Task directions
The post below asks what to call the descriptive chapter subheadings in older novels. List every individual person it names with a first and last name.

Document section
What are those fragment-y chapter subheadings they used (I think) in victorian novels called? They describe what’s going to happen in the chapter you’re going to read, section by section. I came across them reading The Great American Novel by Philip Roth. Here’s an example:

A chapter containing as much as has ever been written anywhere on the subject of midgets in baseball. In which all who take pride in the nation’s charity will be heartened by an account of the affection bestowed by the American public upon such unusual creatures. Being the full story of the midget pinch–hitter Bob Yamm, his tiny wife, and the nemesis OK Ockatur. How the Yamms campured the coutry’s heart. What the newspapers did in behalf of the midgets. The radio interview between Judy Yamm and Martita McGaff…In which the Mundys arrive in Kalooka to deafeat the demoralized Reapers.

Chapter headings?
Table of contents?

I just don’t know.

Material provided
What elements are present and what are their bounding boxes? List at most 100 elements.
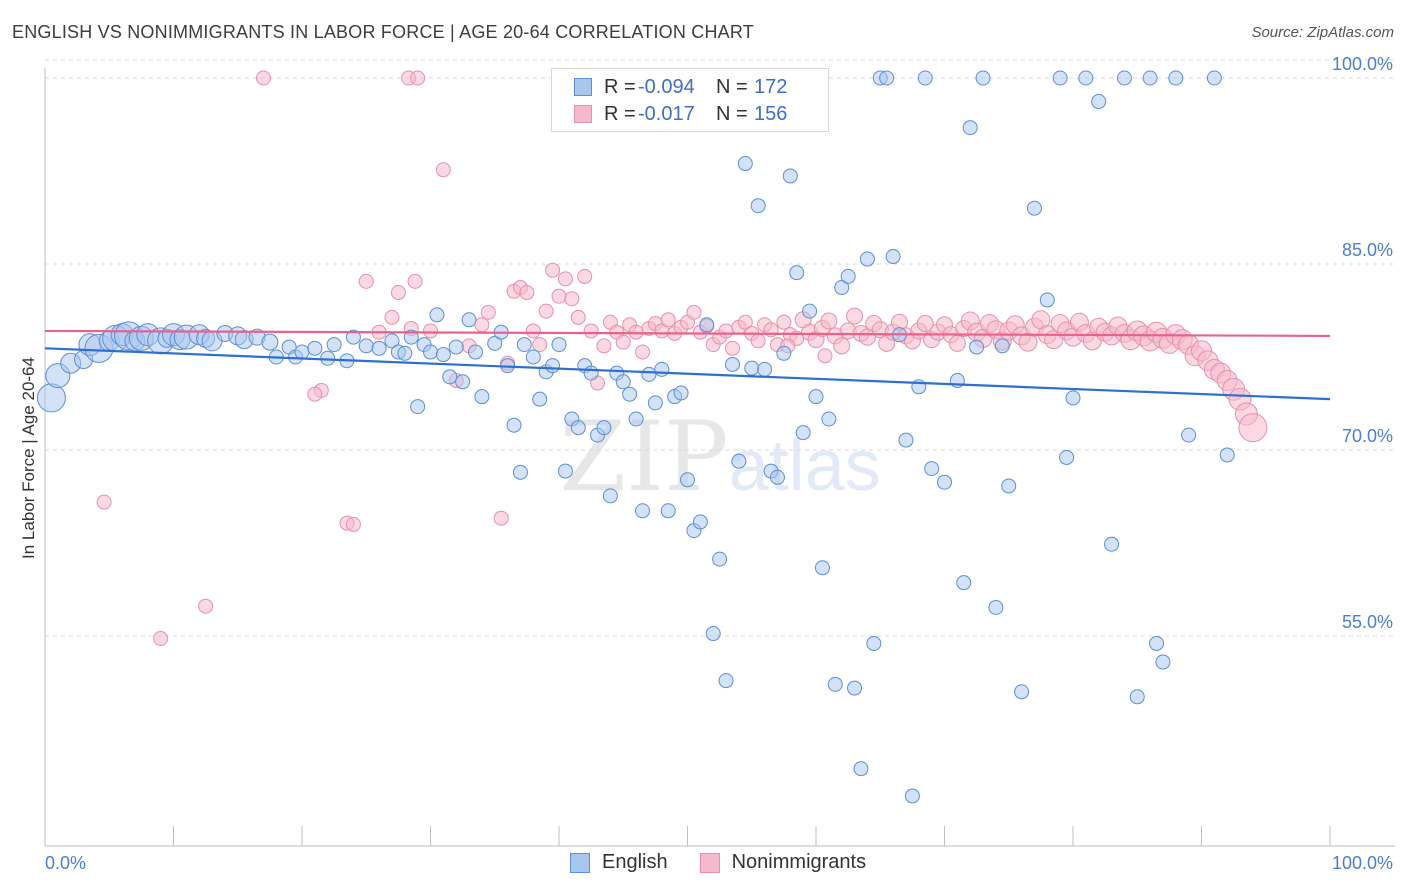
english-point — [622, 386, 638, 402]
nonimmigrants-point — [410, 70, 426, 86]
nonimmigrants-point — [407, 273, 423, 289]
english-point — [1039, 292, 1055, 308]
english-point — [261, 333, 279, 351]
x-tick-label: 0.0% — [45, 853, 86, 873]
nonimmigrants-point — [435, 162, 451, 178]
english-point — [635, 503, 651, 519]
english-point — [1206, 70, 1222, 86]
nonimmigrants-point — [545, 262, 561, 278]
nonimmigrants-point — [750, 333, 766, 349]
legend-row-nonimmigrants: R = -0.017 N = 156 — [574, 101, 787, 127]
english-point — [802, 303, 818, 319]
nonimmigrants-point — [423, 323, 438, 339]
r-label: R = — [604, 102, 636, 125]
y-tick-label: 55.0% — [1342, 612, 1393, 632]
nonimmigrants-point — [718, 323, 734, 339]
legend-item-nonimmigrants: Nonimmigrants — [699, 851, 866, 874]
english-point — [474, 389, 490, 405]
watermark-zip: ZIP — [559, 401, 728, 513]
nonimmigrants-point — [480, 304, 496, 320]
nonimmigrants-point — [532, 337, 548, 353]
nonimmigrants-trend-line — [44, 329, 1331, 338]
english-point — [294, 344, 310, 360]
nonimmigrants-point — [557, 271, 573, 287]
english-point — [1142, 70, 1158, 86]
english-point — [506, 417, 522, 433]
english-point — [461, 312, 477, 328]
english-point — [647, 395, 663, 411]
english-point — [628, 411, 644, 427]
english-point — [467, 344, 483, 360]
english-swatch — [570, 852, 590, 873]
nonimmigrants-point — [948, 334, 966, 352]
english-point — [384, 333, 400, 349]
english-point — [602, 488, 618, 504]
english-point — [680, 472, 695, 488]
nonimmigrants-point — [820, 312, 838, 330]
english-point — [641, 366, 657, 382]
nonimmigrants-point — [583, 323, 599, 339]
english-point — [307, 340, 323, 356]
english-point — [1168, 70, 1184, 86]
y-axis-label: In Labor Force | Age 20-64 — [19, 357, 38, 559]
english-point — [358, 338, 374, 354]
x-tick-labels: 0.0% 100.0% — [45, 853, 1393, 873]
english-point — [924, 461, 940, 477]
english-point — [345, 329, 361, 345]
english-point — [744, 360, 760, 376]
english-point — [737, 156, 753, 172]
nonimmigrants-point — [737, 314, 753, 330]
nonimmigrants-swatch — [699, 852, 720, 873]
english-point — [724, 356, 740, 372]
y-tick-label: 100.0% — [1332, 54, 1393, 74]
nonimmigrants-point — [493, 510, 509, 526]
nonimmigrants-point — [686, 304, 702, 320]
english-point — [917, 70, 933, 86]
english-point — [750, 198, 766, 214]
english-point — [975, 70, 991, 86]
english-point — [853, 761, 869, 777]
english-point — [371, 340, 387, 356]
nonimmigrants-point — [833, 337, 851, 355]
trend-lines — [44, 329, 1331, 401]
english-point — [1078, 70, 1094, 86]
nonimmigrants-point — [255, 70, 271, 86]
english-points — [36, 70, 1235, 804]
nonimmigrants-point — [538, 303, 554, 319]
nonimmigrants-point — [384, 309, 400, 325]
english-point — [570, 420, 586, 436]
nonimmigrants-point — [916, 315, 934, 333]
english-point — [448, 339, 464, 355]
english-point — [937, 474, 952, 490]
english-point — [525, 349, 541, 365]
english-point — [847, 680, 863, 696]
english-point — [814, 560, 830, 576]
nonimmigrants-point — [525, 323, 541, 339]
nonimmigrants-point — [153, 630, 169, 646]
english-point — [1104, 536, 1120, 552]
nonimmigrants-point — [564, 291, 580, 307]
english-point — [1219, 447, 1235, 463]
nonimmigrants-point — [390, 285, 406, 301]
english-point — [904, 788, 920, 804]
legend-label-english: English — [602, 851, 668, 873]
english-point — [455, 374, 471, 390]
english-point — [962, 120, 978, 136]
english-point — [1065, 390, 1081, 406]
english-point — [885, 249, 901, 265]
nonimmigrants-point — [577, 268, 593, 284]
english-point — [1001, 478, 1017, 494]
y-tick-labels: 55.0% 70.0% 85.0% 100.0% — [1332, 54, 1393, 632]
english-point — [827, 676, 843, 692]
chart-title: ENGLISH VS NONIMMIGRANTS IN LABOR FORCE … — [12, 22, 754, 42]
english-point — [1059, 449, 1075, 465]
english-point — [429, 307, 445, 323]
english-trend-line — [44, 347, 1331, 401]
english-point — [840, 268, 856, 284]
english-point — [956, 575, 972, 591]
stats-legend: R = -0.094 N = 172 R = -0.017 N = 156 — [551, 68, 829, 132]
english-point — [1149, 635, 1165, 651]
english-point — [410, 399, 426, 415]
english-point — [654, 361, 670, 377]
english-point — [757, 361, 773, 377]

Reply to the task
Philip Roth
Bob Yamm
OK Ockatur
Judy Yamm
Martita McGaff